Required work:
Find every line in the data that contains the word "Miglani". Return each of those lines.

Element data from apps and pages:

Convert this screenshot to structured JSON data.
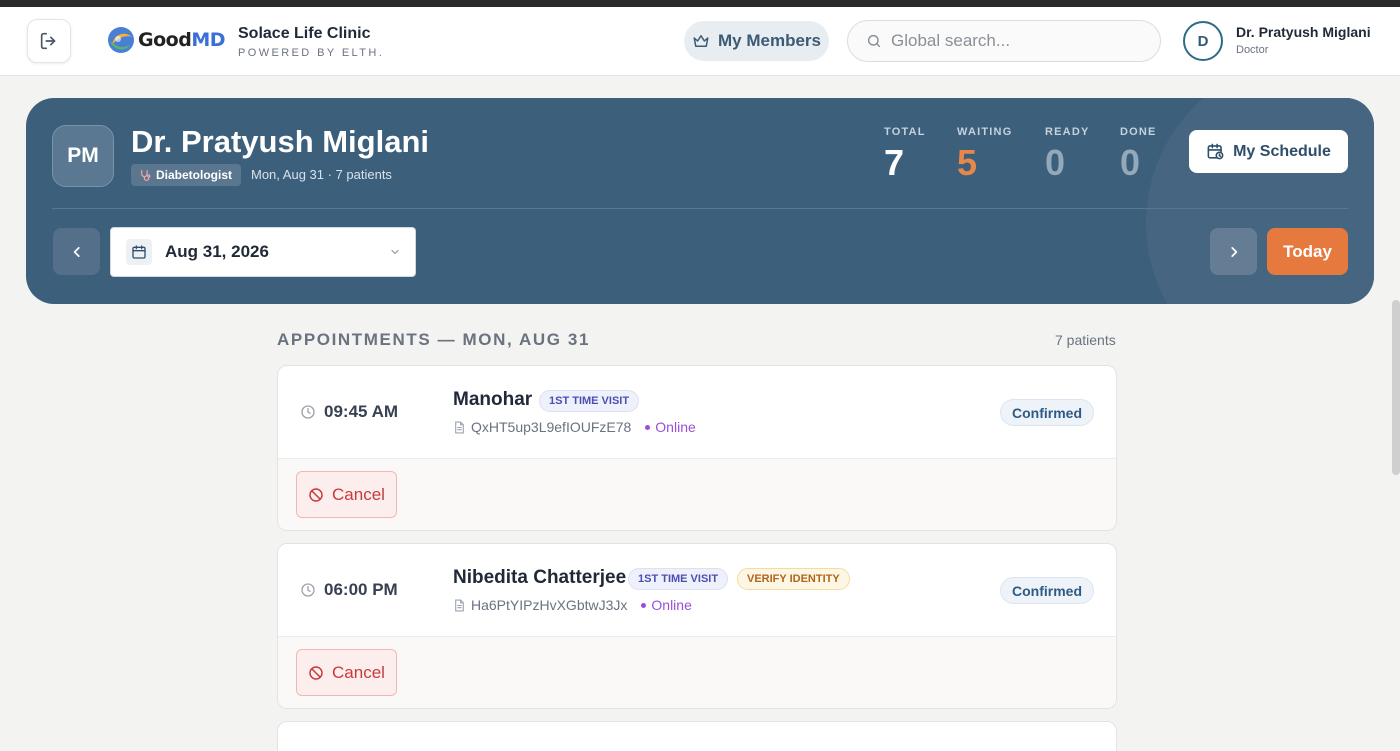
{
  "header": {
    "logo_good": "Good",
    "logo_md": "MD",
    "clinic_name": "Solace Life Clinic",
    "clinic_sub": "POWERED BY ELTH.",
    "members_label": "My Members",
    "search_placeholder": "Global search...",
    "user_initial": "D",
    "user_name": "Dr. Pratyush Miglani",
    "user_role": "Doctor"
  },
  "hero": {
    "initials": "PM",
    "doctor_name": "Dr. Pratyush Miglani",
    "specialty": "Diabetologist",
    "meta": "Mon, Aug 31 · 7 patients",
    "stats": {
      "total_label": "TOTAL",
      "total_value": "7",
      "waiting_label": "WAITING",
      "waiting_value": "5",
      "ready_label": "READY",
      "ready_value": "0",
      "done_label": "DONE",
      "done_value": "0"
    },
    "schedule_label": "My Schedule",
    "date_value": "Aug 31, 2026",
    "today_label": "Today"
  },
  "appointments": {
    "title": "APPOINTMENTS — MON, AUG 31",
    "count": "7 patients",
    "items": [
      {
        "time": "09:45 AM",
        "name": "Manohar",
        "badge_visit": "1ST TIME VISIT",
        "id": "QxHT5up3L9efIOUFzE78",
        "mode": "Online",
        "status": "Confirmed",
        "cancel_label": "Cancel"
      },
      {
        "time": "06:00 PM",
        "name": "Nibedita Chatterjee",
        "badge_visit": "1ST TIME VISIT",
        "badge_verify": "VERIFY IDENTITY",
        "id": "Ha6PtYIPzHvXGbtwJ3Jx",
        "mode": "Online",
        "status": "Confirmed",
        "cancel_label": "Cancel"
      }
    ]
  },
  "colors": {
    "hero_bg": "#3c5f7c",
    "accent_orange": "#e67a3e",
    "online_purple": "#9b4fd6",
    "cancel_red": "#c73a3a"
  }
}
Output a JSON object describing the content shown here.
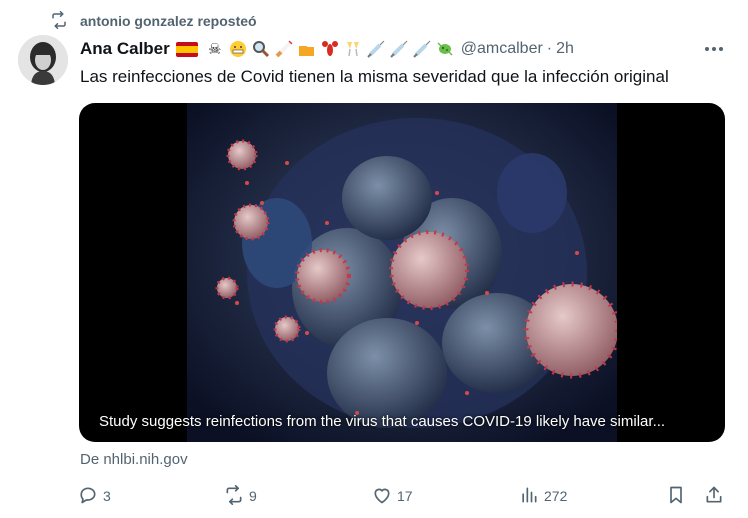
{
  "repost": {
    "text": "antonio gonzalez reposteó",
    "icon": "repost-icon"
  },
  "author": {
    "name": "Ana Calber",
    "emojis": [
      "flag-spain",
      "skull-crossbones",
      "grimacing-face",
      "magnifying-glass",
      "cigarette",
      "beer-mugs",
      "lobster",
      "champagne-toast",
      "syringe",
      "syringe",
      "syringe",
      "microbe"
    ],
    "handle": "@amcalber",
    "separator": "·",
    "time": "2h"
  },
  "post": {
    "text": "Las reinfecciones de Covid tienen la misma severidad que la infección original"
  },
  "media": {
    "caption": "Study suggests reinfections from the virus that causes COVID-19 likely have similar...",
    "source": "De nhlbi.nih.gov"
  },
  "actions": {
    "replies": "3",
    "reposts": "9",
    "likes": "17",
    "views": "272"
  },
  "colors": {
    "text": "#0f1419",
    "muted": "#536471",
    "background": "#ffffff"
  }
}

Completed exercise:
    "user_name": "Dr. Pratyush Miglani",
    "doctor_name": "Dr. Pratyush Miglani",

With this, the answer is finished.